◆ What is needed
Check each line of the records below for the word "Portfolio" and copy those where it appears.

○ ○ ○ ○ ○ ○ ○

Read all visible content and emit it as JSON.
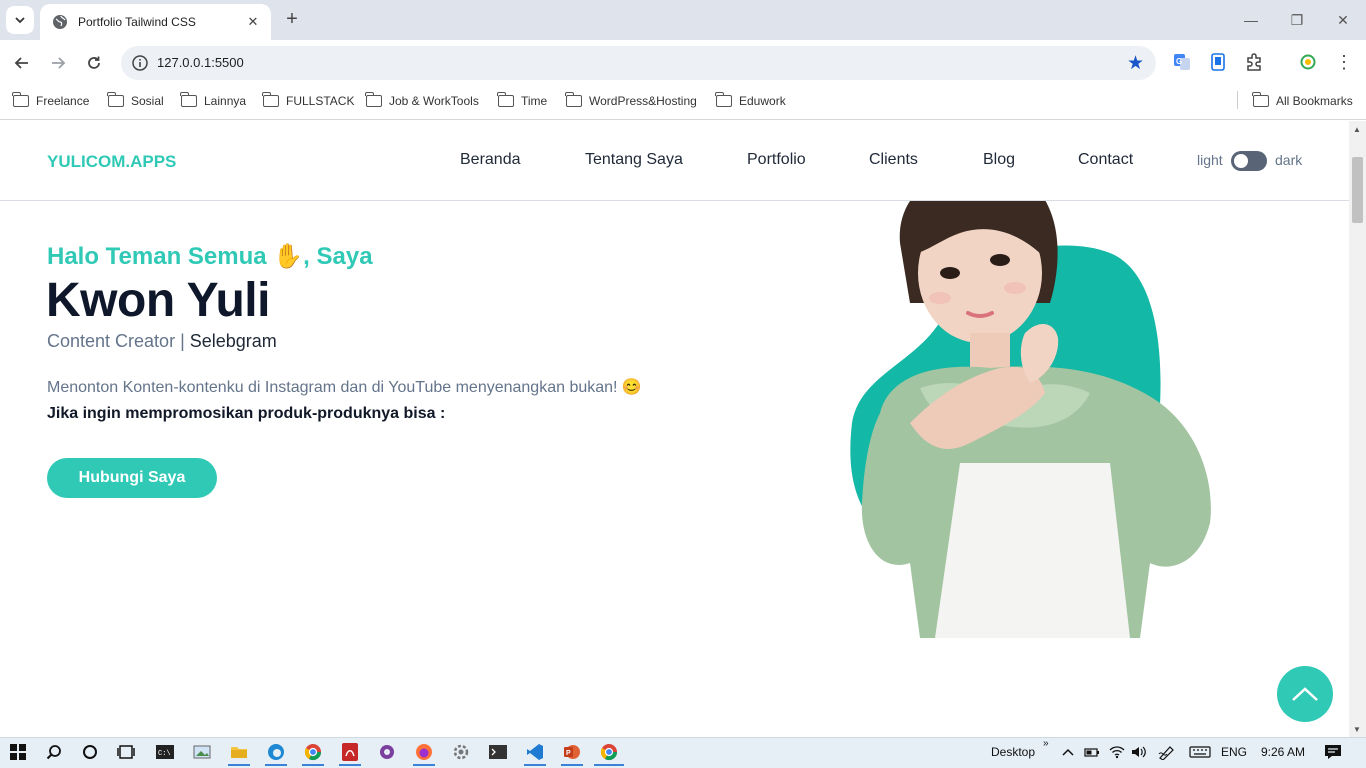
{
  "browser": {
    "tab_title": "Portfolio Tailwind CSS",
    "url": "127.0.0.1:5500",
    "bookmarks": [
      "Freelance",
      "Sosial",
      "Lainnya",
      "FULLSTACK",
      "Job & WorkTools",
      "Time",
      "WordPress&Hosting",
      "Eduwork"
    ],
    "all_bookmarks": "All Bookmarks"
  },
  "site": {
    "brand": "YULICOM.APPS",
    "nav": [
      "Beranda",
      "Tentang Saya",
      "Portfolio",
      "Clients",
      "Blog",
      "Contact"
    ],
    "theme_light": "light",
    "theme_dark": "dark"
  },
  "hero": {
    "greeting": "Halo Teman Semua ✋, Saya",
    "name": "Kwon Yuli",
    "role_prefix": "Content Creator | ",
    "role_highlight": "Selebgram",
    "description": "Menonton Konten-kontenku di Instagram dan di YouTube menyenangkan bukan! 😊",
    "description_bold": "Jika ingin mempromosikan produk-produknya bisa :",
    "cta": "Hubungi Saya"
  },
  "taskbar": {
    "desktop_label": "Desktop",
    "language": "ENG",
    "time": "9:26 AM"
  },
  "colors": {
    "accent": "#2fc9b6",
    "blob": "#14b8a6",
    "heading": "#0f172a",
    "muted": "#64748b"
  }
}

○ ○ ○ ○ ○ ○ ○

◆ Answer for the task
    "tab_title": "Portfolio Tailwind CSS",
      "Portfolio",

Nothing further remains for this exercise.